## Lines of data
################

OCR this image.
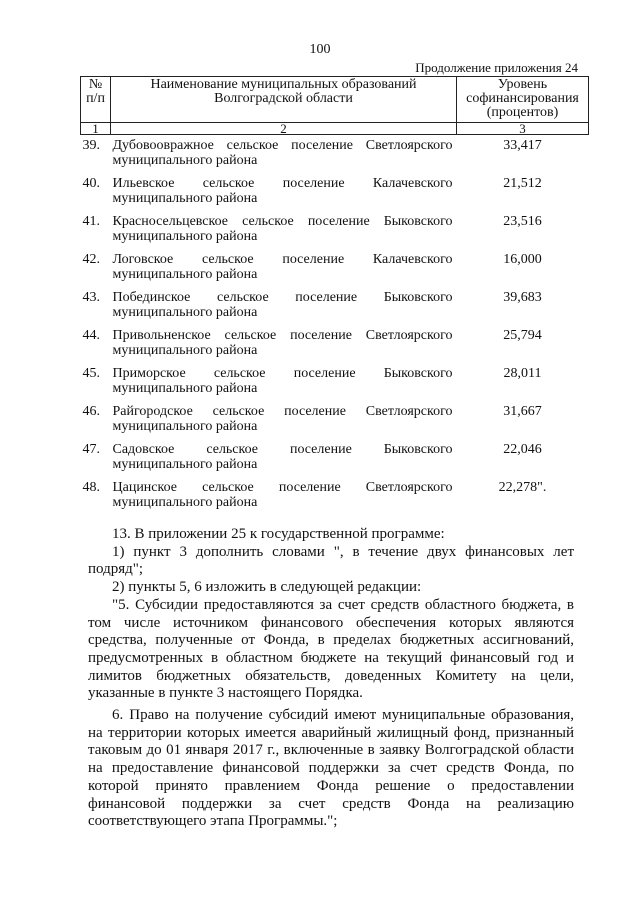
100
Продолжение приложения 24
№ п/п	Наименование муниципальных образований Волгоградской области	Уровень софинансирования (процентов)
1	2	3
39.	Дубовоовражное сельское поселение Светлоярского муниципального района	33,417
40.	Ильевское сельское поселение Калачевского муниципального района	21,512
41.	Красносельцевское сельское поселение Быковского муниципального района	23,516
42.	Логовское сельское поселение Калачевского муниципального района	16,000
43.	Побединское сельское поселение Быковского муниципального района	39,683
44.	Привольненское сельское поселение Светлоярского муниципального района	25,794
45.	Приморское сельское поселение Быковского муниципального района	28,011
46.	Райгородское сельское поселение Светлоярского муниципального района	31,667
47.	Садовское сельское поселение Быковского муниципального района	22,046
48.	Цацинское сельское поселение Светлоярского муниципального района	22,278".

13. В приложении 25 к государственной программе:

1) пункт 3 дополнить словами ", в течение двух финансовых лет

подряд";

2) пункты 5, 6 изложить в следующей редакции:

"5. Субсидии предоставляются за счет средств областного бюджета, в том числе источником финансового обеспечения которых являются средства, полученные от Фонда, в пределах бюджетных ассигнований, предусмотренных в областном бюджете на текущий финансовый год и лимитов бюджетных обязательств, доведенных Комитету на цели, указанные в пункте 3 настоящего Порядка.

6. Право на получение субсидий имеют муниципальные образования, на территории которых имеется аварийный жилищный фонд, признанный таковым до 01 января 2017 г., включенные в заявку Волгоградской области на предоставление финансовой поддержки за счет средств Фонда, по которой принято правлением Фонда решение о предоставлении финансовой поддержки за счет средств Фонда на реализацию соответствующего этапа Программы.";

################

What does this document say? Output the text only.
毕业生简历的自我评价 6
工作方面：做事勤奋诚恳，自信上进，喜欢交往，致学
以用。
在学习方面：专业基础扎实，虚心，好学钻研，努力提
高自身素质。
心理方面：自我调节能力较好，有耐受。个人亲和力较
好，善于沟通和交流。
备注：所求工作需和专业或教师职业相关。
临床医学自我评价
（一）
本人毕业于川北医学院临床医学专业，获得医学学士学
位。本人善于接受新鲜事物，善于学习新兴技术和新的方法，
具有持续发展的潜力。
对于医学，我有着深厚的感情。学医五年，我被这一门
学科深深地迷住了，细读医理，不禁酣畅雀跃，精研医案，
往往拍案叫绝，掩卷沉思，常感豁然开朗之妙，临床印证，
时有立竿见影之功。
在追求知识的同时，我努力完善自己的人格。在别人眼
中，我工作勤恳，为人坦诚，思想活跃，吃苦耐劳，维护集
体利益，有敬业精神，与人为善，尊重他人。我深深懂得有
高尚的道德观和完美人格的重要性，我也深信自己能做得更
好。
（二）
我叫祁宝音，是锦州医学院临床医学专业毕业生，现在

################

## Task statement
Your task is to gather all lines from the entries above that hold the word "Быковского".

## Solution to the problem
41.	Красносельцевское сельское поселение Быковского муниципального района	23,516
43.	Побединское сельское поселение Быковского муниципального района	39,683
45.	Приморское сельское поселение Быковского муниципального района	28,011
47.	Садовское сельское поселение Быковского муниципального района	22,046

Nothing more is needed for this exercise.